TASK GOAL
Omit all images. Transcribe the rest of the material below exactly.

[Extracts from a graphics dataset]
BEGIN

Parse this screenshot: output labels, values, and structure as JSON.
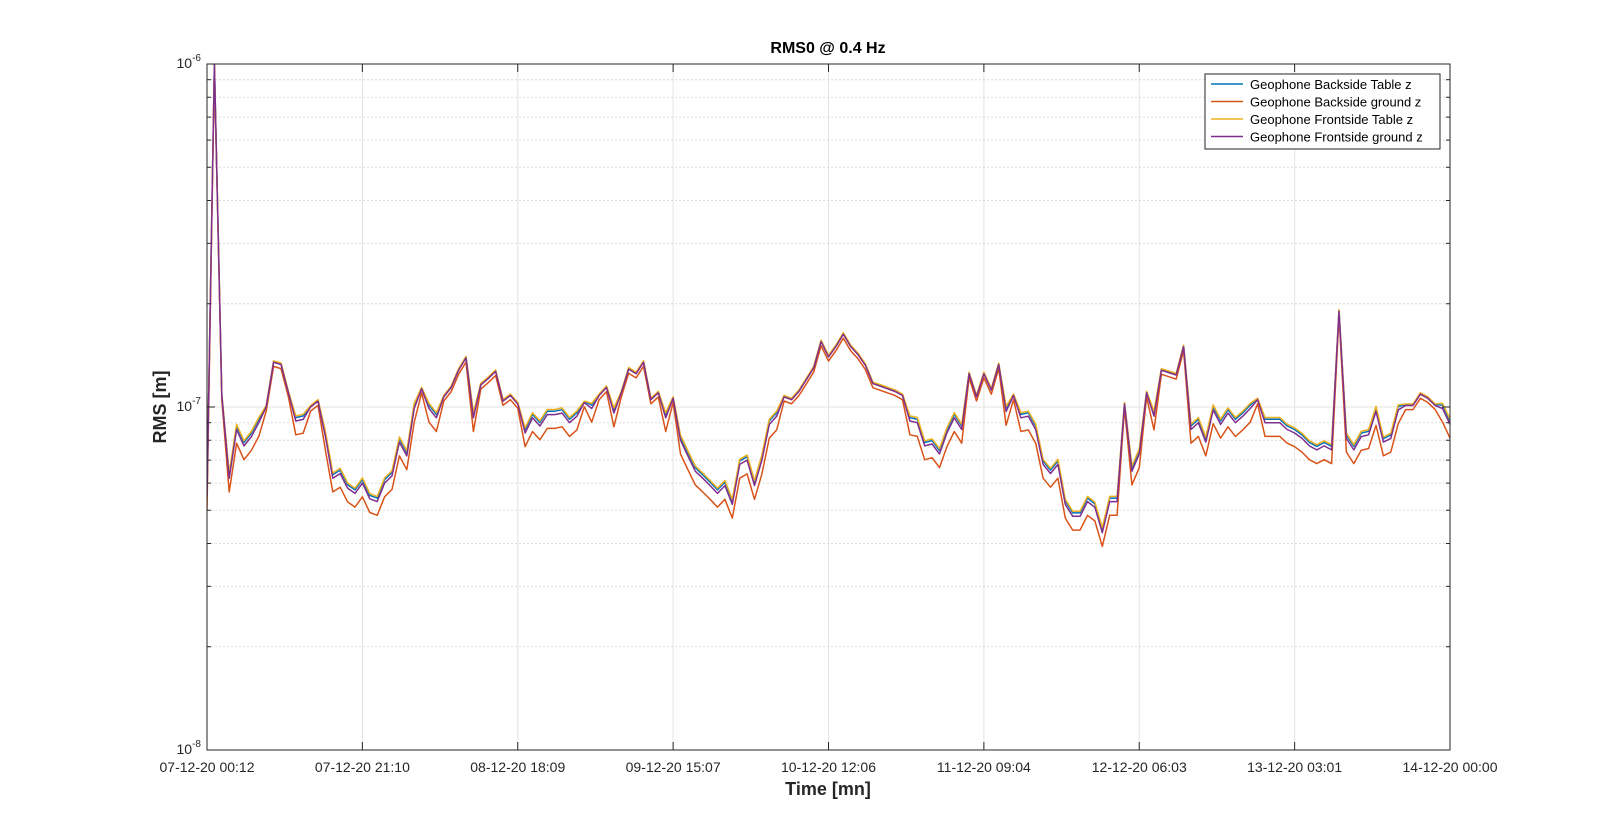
{
  "chart_data": {
    "type": "line",
    "title": "RMS0 @ 0.4 Hz",
    "xlabel": "Time [mn]",
    "ylabel": "RMS [m]",
    "yscale": "log",
    "ylim": [
      1e-08,
      1e-06
    ],
    "ytick_labels": [
      {
        "base": "10",
        "exp": "-8"
      },
      {
        "base": "10",
        "exp": "-7"
      },
      {
        "base": "10",
        "exp": "-6"
      }
    ],
    "xtick_labels": [
      "07-12-20 00:12",
      "07-12-20 21:10",
      "08-12-20 18:09",
      "09-12-20 15:07",
      "10-12-20 12:06",
      "11-12-20 09:04",
      "12-12-20 06:03",
      "13-12-20 03:01",
      "14-12-20 00:00"
    ],
    "grid": true,
    "legend_position": "top-right",
    "colors": [
      "#0072BD",
      "#D95319",
      "#EDB120",
      "#7E2F8E"
    ],
    "series": [
      {
        "name": "Geophone Backside Table z",
        "offset": 0.01
      },
      {
        "name": "Geophone Backside ground z",
        "offset": -0.04
      },
      {
        "name": "Geophone Frontside Table z",
        "offset": 0.015
      },
      {
        "name": "Geophone Frontside ground z",
        "offset": 0.0
      }
    ],
    "x_step_ticks": 0.125,
    "values_base": [
      0.55,
      10,
      1.08,
      0.62,
      0.86,
      0.77,
      0.82,
      0.9,
      1.0,
      1.35,
      1.33,
      1.1,
      0.91,
      0.92,
      1.0,
      1.04,
      0.82,
      0.62,
      0.64,
      0.58,
      0.56,
      0.6,
      0.54,
      0.53,
      0.6,
      0.63,
      0.79,
      0.72,
      0.99,
      1.13,
      0.99,
      0.93,
      1.07,
      1.14,
      1.28,
      1.39,
      0.93,
      1.16,
      1.21,
      1.27,
      1.04,
      1.08,
      1.02,
      0.84,
      0.93,
      0.88,
      0.95,
      0.95,
      0.96,
      0.9,
      0.94,
      1.03,
      0.99,
      1.08,
      1.14,
      0.96,
      1.1,
      1.29,
      1.25,
      1.35,
      1.05,
      1.1,
      0.93,
      1.06,
      0.8,
      0.72,
      0.65,
      0.62,
      0.59,
      0.56,
      0.59,
      0.52,
      0.68,
      0.7,
      0.59,
      0.7,
      0.89,
      0.94,
      1.07,
      1.05,
      1.11,
      1.2,
      1.3,
      1.55,
      1.4,
      1.5,
      1.63,
      1.5,
      1.42,
      1.32,
      1.17,
      1.15,
      1.13,
      1.11,
      1.08,
      0.91,
      0.9,
      0.77,
      0.78,
      0.73,
      0.84,
      0.93,
      0.86,
      1.25,
      1.07,
      1.25,
      1.12,
      1.33,
      0.97,
      1.08,
      0.93,
      0.94,
      0.86,
      0.68,
      0.64,
      0.68,
      0.52,
      0.48,
      0.48,
      0.53,
      0.51,
      0.43,
      0.53,
      0.53,
      1.02,
      0.65,
      0.73,
      1.1,
      0.94,
      1.28,
      1.26,
      1.24,
      1.5,
      0.86,
      0.9,
      0.79,
      0.98,
      0.89,
      0.96,
      0.9,
      0.94,
      0.99,
      1.05,
      0.9,
      0.9,
      0.9,
      0.86,
      0.84,
      0.81,
      0.77,
      0.75,
      0.77,
      0.75,
      1.9,
      0.81,
      0.75,
      0.82,
      0.83,
      0.97,
      0.79,
      0.81,
      0.98,
      1.01,
      1.01,
      1.09,
      1.06,
      1.01,
      0.99,
      0.89
    ]
  }
}
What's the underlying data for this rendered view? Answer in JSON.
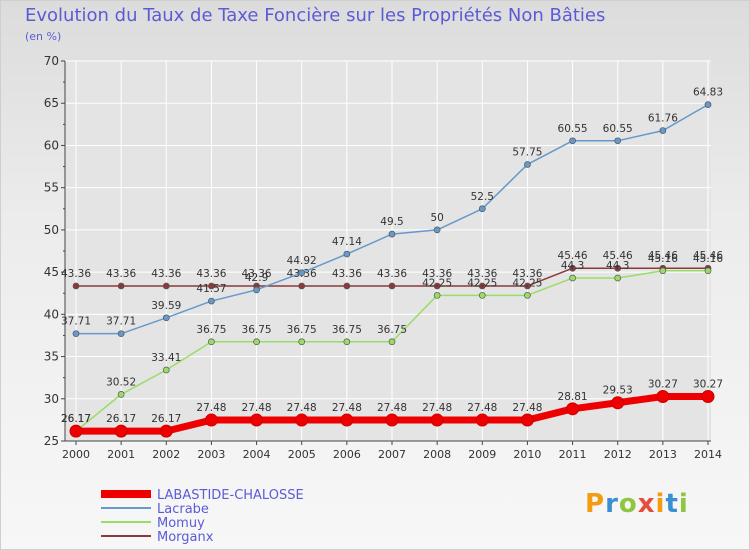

END

WRITTEN ANSWER
Parse this screenshot: output labels, values, and structure as JSON.
{
  "chart_data": {
    "type": "line",
    "title": "RMS0 @ 0.4 Hz",
    "xlabel": "Time [mn]",
    "ylabel": "RMS [m]",
    "yscale": "log",
    "ylim": [
      1e-08,
      1e-06
    ],
    "ytick_labels": [
      {
        "base": "10",
        "exp": "-8"
      },
      {
        "base": "10",
        "exp": "-7"
      },
      {
        "base": "10",
        "exp": "-6"
      }
    ],
    "xtick_labels": [
      "07-12-20 00:12",
      "07-12-20 21:10",
      "08-12-20 18:09",
      "09-12-20 15:07",
      "10-12-20 12:06",
      "11-12-20 09:04",
      "12-12-20 06:03",
      "13-12-20 03:01",
      "14-12-20 00:00"
    ],
    "grid": true,
    "legend_position": "top-right",
    "colors": [
      "#0072BD",
      "#D95319",
      "#EDB120",
      "#7E2F8E"
    ],
    "series": [
      {
        "name": "Geophone Backside Table z",
        "offset": 0.01
      },
      {
        "name": "Geophone Backside ground z",
        "offset": -0.04
      },
      {
        "name": "Geophone Frontside Table z",
        "offset": 0.015
      },
      {
        "name": "Geophone Frontside ground z",
        "offset": 0.0
      }
    ],
    "x_step_ticks": 0.125,
    "values_base": [
      0.55,
      10,
      1.08,
      0.62,
      0.86,
      0.77,
      0.82,
      0.9,
      1.0,
      1.35,
      1.33,
      1.1,
      0.91,
      0.92,
      1.0,
      1.04,
      0.82,
      0.62,
      0.64,
      0.58,
      0.56,
      0.6,
      0.54,
      0.53,
      0.6,
      0.63,
      0.79,
      0.72,
      0.99,
      1.13,
      0.99,
      0.93,
      1.07,
      1.14,
      1.28,
      1.39,
      0.93,
      1.16,
      1.21,
      1.27,
      1.04,
      1.08,
      1.02,
      0.84,
      0.93,
      0.88,
      0.95,
      0.95,
      0.96,
      0.9,
      0.94,
      1.03,
      0.99,
      1.08,
      1.14,
      0.96,
      1.1,
      1.29,
      1.25,
      1.35,
      1.05,
      1.1,
      0.93,
      1.06,
      0.8,
      0.72,
      0.65,
      0.62,
      0.59,
      0.56,
      0.59,
      0.52,
      0.68,
      0.7,
      0.59,
      0.7,
      0.89,
      0.94,
      1.07,
      1.05,
      1.11,
      1.2,
      1.3,
      1.55,
      1.4,
      1.5,
      1.63,
      1.5,
      1.42,
      1.32,
      1.17,
      1.15,
      1.13,
      1.11,
      1.08,
      0.91,
      0.9,
      0.77,
      0.78,
      0.73,
      0.84,
      0.93,
      0.86,
      1.25,
      1.07,
      1.25,
      1.12,
      1.33,
      0.97,
      1.08,
      0.93,
      0.94,
      0.86,
      0.68,
      0.64,
      0.68,
      0.52,
      0.48,
      0.48,
      0.53,
      0.51,
      0.43,
      0.53,
      0.53,
      1.02,
      0.65,
      0.73,
      1.1,
      0.94,
      1.28,
      1.26,
      1.24,
      1.5,
      0.86,
      0.9,
      0.79,
      0.98,
      0.89,
      0.96,
      0.9,
      0.94,
      0.99,
      1.05,
      0.9,
      0.9,
      0.9,
      0.86,
      0.84,
      0.81,
      0.77,
      0.75,
      0.77,
      0.75,
      1.9,
      0.81,
      0.75,
      0.82,
      0.83,
      0.97,
      0.79,
      0.81,
      0.98,
      1.01,
      1.01,
      1.09,
      1.06,
      1.01,
      0.99,
      0.89
    ]
  }
}
What's the underlying data for this rendered view? Answer in JSON.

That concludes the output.